Directions: Reproduce the listing below in its entirety. Change nothing.

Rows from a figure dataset
######
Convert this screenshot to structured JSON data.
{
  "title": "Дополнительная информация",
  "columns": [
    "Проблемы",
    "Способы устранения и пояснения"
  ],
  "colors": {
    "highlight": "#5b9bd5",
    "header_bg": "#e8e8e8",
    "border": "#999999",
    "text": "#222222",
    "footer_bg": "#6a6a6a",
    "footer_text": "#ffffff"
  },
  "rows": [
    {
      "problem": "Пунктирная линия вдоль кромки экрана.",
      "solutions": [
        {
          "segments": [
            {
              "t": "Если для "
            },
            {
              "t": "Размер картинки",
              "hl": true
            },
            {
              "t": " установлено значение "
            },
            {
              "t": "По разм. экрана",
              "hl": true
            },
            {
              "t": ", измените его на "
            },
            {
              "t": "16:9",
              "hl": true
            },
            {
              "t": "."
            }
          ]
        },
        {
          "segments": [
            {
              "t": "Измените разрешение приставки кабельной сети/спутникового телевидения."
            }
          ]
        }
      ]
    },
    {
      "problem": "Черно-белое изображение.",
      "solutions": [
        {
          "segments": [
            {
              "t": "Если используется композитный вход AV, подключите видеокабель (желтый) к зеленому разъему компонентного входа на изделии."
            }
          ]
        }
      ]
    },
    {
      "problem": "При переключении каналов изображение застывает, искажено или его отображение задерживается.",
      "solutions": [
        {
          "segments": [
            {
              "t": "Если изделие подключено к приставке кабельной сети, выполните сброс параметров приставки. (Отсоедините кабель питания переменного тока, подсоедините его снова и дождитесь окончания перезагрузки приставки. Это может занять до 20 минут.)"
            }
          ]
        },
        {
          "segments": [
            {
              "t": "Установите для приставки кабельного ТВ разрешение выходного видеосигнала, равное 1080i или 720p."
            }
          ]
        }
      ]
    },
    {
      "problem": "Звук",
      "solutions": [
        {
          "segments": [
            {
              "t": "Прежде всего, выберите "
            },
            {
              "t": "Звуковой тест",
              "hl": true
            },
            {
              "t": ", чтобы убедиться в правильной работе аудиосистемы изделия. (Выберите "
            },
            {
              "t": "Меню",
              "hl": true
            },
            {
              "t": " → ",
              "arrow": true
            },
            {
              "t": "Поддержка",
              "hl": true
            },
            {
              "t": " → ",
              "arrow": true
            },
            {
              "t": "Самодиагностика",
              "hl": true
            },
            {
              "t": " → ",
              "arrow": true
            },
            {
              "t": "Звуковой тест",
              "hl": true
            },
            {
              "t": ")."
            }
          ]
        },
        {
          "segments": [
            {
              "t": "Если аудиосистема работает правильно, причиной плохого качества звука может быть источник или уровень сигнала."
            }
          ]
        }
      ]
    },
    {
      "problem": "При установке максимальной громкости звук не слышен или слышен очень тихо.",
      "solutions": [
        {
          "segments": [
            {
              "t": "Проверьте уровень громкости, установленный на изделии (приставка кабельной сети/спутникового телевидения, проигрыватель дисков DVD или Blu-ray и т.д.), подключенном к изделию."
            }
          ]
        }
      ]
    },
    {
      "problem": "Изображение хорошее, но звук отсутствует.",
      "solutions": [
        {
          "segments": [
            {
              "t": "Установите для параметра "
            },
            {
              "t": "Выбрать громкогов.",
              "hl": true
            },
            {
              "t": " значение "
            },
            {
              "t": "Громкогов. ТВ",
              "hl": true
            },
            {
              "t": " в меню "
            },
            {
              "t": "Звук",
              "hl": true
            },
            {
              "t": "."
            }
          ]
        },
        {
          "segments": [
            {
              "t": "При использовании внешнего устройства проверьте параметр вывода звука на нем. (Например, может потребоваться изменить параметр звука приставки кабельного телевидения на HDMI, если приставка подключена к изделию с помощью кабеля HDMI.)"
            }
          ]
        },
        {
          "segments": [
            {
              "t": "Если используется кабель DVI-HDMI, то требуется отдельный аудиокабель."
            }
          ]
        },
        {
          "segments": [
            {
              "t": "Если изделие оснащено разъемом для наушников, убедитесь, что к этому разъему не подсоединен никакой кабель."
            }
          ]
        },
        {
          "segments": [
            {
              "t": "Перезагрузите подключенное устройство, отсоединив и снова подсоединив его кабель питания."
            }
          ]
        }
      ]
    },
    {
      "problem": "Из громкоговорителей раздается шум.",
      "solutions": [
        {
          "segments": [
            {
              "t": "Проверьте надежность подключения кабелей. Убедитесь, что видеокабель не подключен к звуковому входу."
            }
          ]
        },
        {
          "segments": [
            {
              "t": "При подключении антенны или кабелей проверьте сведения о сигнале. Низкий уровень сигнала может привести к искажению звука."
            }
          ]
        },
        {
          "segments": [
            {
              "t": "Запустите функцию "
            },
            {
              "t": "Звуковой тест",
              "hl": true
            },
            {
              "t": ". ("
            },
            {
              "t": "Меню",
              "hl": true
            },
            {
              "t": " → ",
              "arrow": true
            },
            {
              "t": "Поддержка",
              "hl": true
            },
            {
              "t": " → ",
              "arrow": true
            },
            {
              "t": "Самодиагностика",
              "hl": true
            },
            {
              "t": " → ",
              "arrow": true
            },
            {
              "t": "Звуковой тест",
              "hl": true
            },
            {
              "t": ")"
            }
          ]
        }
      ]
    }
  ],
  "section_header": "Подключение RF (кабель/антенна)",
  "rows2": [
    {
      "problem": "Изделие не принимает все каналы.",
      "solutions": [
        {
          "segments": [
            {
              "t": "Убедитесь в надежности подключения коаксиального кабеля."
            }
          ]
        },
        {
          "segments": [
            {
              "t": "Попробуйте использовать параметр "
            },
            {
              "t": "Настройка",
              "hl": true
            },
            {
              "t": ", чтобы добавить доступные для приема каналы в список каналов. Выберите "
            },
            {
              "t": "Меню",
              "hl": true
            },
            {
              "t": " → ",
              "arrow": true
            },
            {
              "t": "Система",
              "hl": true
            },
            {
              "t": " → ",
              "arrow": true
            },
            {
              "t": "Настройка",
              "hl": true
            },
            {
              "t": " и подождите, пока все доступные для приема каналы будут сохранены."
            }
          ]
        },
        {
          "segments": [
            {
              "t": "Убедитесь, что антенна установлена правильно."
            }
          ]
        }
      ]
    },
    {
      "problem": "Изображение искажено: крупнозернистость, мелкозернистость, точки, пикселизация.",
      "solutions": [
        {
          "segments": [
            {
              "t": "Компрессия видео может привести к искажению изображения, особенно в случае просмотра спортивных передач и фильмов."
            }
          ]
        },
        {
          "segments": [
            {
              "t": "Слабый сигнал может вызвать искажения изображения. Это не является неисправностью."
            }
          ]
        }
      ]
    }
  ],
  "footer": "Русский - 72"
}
######
Response to this exercise:
Convert this screenshot to structured JSON data.
{
  "title": "Дополнительная информация",
  "columns": [
    "Проблемы",
    "Способы устранения и пояснения"
  ],
  "colors": {
    "highlight": "#5b9bd5",
    "header_bg": "#e8e8e8",
    "border": "#999999",
    "text": "#222222",
    "footer_bg": "#6a6a6a",
    "footer_text": "#ffffff"
  },
  "rows": [
    {
      "problem": "Пунктирная линия вдоль кромки экрана.",
      "solutions": [
        {
          "segments": [
            {
              "t": "Если для "
            },
            {
              "t": "Размер картинки",
              "hl": true
            },
            {
              "t": " установлено значение "
            },
            {
              "t": "По разм. экрана",
              "hl": true
            },
            {
              "t": ", измените его на "
            },
            {
              "t": "16:9",
              "hl": true
            },
            {
              "t": "."
            }
          ]
        },
        {
          "segments": [
            {
              "t": "Измените разрешение приставки кабельной сети/спутникового телевидения."
            }
          ]
        }
      ]
    },
    {
      "problem": "Черно-белое изображение.",
      "solutions": [
        {
          "segments": [
            {
              "t": "Если используется композитный вход AV, подключите видеокабель (желтый) к зеленому разъему компонентного входа на изделии."
            }
          ]
        }
      ]
    },
    {
      "problem": "При переключении каналов изображение застывает, искажено или его отображение задерживается.",
      "solutions": [
        {
          "segments": [
            {
              "t": "Если изделие подключено к приставке кабельной сети, выполните сброс параметров приставки. (Отсоедините кабель питания переменного тока, подсоедините его снова и дождитесь окончания перезагрузки приставки. Это может занять до 20 минут.)"
            }
          ]
        },
        {
          "segments": [
            {
              "t": "Установите для приставки кабельного ТВ разрешение выходного видеосигнала, равное 1080i или 720p."
            }
          ]
        }
      ]
    },
    {
      "problem": "Звук",
      "solutions": [
        {
          "segments": [
            {
              "t": "Прежде всего, выберите "
            },
            {
              "t": "Звуковой тест",
              "hl": true
            },
            {
              "t": ", чтобы убедиться в правильной работе аудиосистемы изделия. (Выберите "
            },
            {
              "t": "Меню",
              "hl": true
            },
            {
              "t": " → ",
              "arrow": true
            },
            {
              "t": "Поддержка",
              "hl": true
            },
            {
              "t": " → ",
              "arrow": true
            },
            {
              "t": "Самодиагностика",
              "hl": true
            },
            {
              "t": " → ",
              "arrow": true
            },
            {
              "t": "Звуковой тест",
              "hl": true
            },
            {
              "t": ")."
            }
          ]
        },
        {
          "segments": [
            {
              "t": "Если аудиосистема работает правильно, причиной плохого качества звука может быть источник или уровень сигнала."
            }
          ]
        }
      ]
    },
    {
      "problem": "При установке максимальной громкости звук не слышен или слышен очень тихо.",
      "solutions": [
        {
          "segments": [
            {
              "t": "Проверьте уровень громкости, установленный на изделии (приставка кабельной сети/спутникового телевидения, проигрыватель дисков DVD или Blu-ray и т.д.), подключенном к изделию."
            }
          ]
        }
      ]
    },
    {
      "problem": "Изображение хорошее, но звук отсутствует.",
      "solutions": [
        {
          "segments": [
            {
              "t": "Установите для параметра "
            },
            {
              "t": "Выбрать громкогов.",
              "hl": true
            },
            {
              "t": " значение "
            },
            {
              "t": "Громкогов. ТВ",
              "hl": true
            },
            {
              "t": " в меню "
            },
            {
              "t": "Звук",
              "hl": true
            },
            {
              "t": "."
            }
          ]
        },
        {
          "segments": [
            {
              "t": "При использовании внешнего устройства проверьте параметр вывода звука на нем. (Например, может потребоваться изменить параметр звука приставки кабельного телевидения на HDMI, если приставка подключена к изделию с помощью кабеля HDMI.)"
            }
          ]
        },
        {
          "segments": [
            {
              "t": "Если используется кабель DVI-HDMI, то требуется отдельный аудиокабель."
            }
          ]
        },
        {
          "segments": [
            {
              "t": "Если изделие оснащено разъемом для наушников, убедитесь, что к этому разъему не подсоединен никакой кабель."
            }
          ]
        },
        {
          "segments": [
            {
              "t": "Перезагрузите подключенное устройство, отсоединив и снова подсоединив его кабель питания."
            }
          ]
        }
      ]
    },
    {
      "problem": "Из громкоговорителей раздается шум.",
      "solutions": [
        {
          "segments": [
            {
              "t": "Проверьте надежность подключения кабелей. Убедитесь, что видеокабель не подключен к звуковому входу."
            }
          ]
        },
        {
          "segments": [
            {
              "t": "При подключении антенны или кабелей проверьте сведения о сигнале. Низкий уровень сигнала может привести к искажению звука."
            }
          ]
        },
        {
          "segments": [
            {
              "t": "Запустите функцию "
            },
            {
              "t": "Звуковой тест",
              "hl": true
            },
            {
              "t": ". ("
            },
            {
              "t": "Меню",
              "hl": true
            },
            {
              "t": " → ",
              "arrow": true
            },
            {
              "t": "Поддержка",
              "hl": true
            },
            {
              "t": " → ",
              "arrow": true
            },
            {
              "t": "Самодиагностика",
              "hl": true
            },
            {
              "t": " → ",
              "arrow": true
            },
            {
              "t": "Звуковой тест",
              "hl": true
            },
            {
              "t": ")"
            }
          ]
        }
      ]
    }
  ],
  "section_header": "Подключение RF (кабель/антенна)",
  "rows2": [
    {
      "problem": "Изделие не принимает все каналы.",
      "solutions": [
        {
          "segments": [
            {
              "t": "Убедитесь в надежности подключения коаксиального кабеля."
            }
          ]
        },
        {
          "segments": [
            {
              "t": "Попробуйте использовать параметр "
            },
            {
              "t": "Настройка",
              "hl": true
            },
            {
              "t": ", чтобы добавить доступные для приема каналы в список каналов. Выберите "
            },
            {
              "t": "Меню",
              "hl": true
            },
            {
              "t": " → ",
              "arrow": true
            },
            {
              "t": "Система",
              "hl": true
            },
            {
              "t": " → ",
              "arrow": true
            },
            {
              "t": "Настройка",
              "hl": true
            },
            {
              "t": " и подождите, пока все доступные для приема каналы будут сохранены."
            }
          ]
        },
        {
          "segments": [
            {
              "t": "Убедитесь, что антенна установлена правильно."
            }
          ]
        }
      ]
    },
    {
      "problem": "Изображение искажено: крупнозернистость, мелкозернистость, точки, пикселизация.",
      "solutions": [
        {
          "segments": [
            {
              "t": "Компрессия видео может привести к искажению изображения, особенно в случае просмотра спортивных передач и фильмов."
            }
          ]
        },
        {
          "segments": [
            {
              "t": "Слабый сигнал может вызвать искажения изображения. Это не является неисправностью."
            }
          ]
        }
      ]
    }
  ],
  "footer": "Русский - 72"
}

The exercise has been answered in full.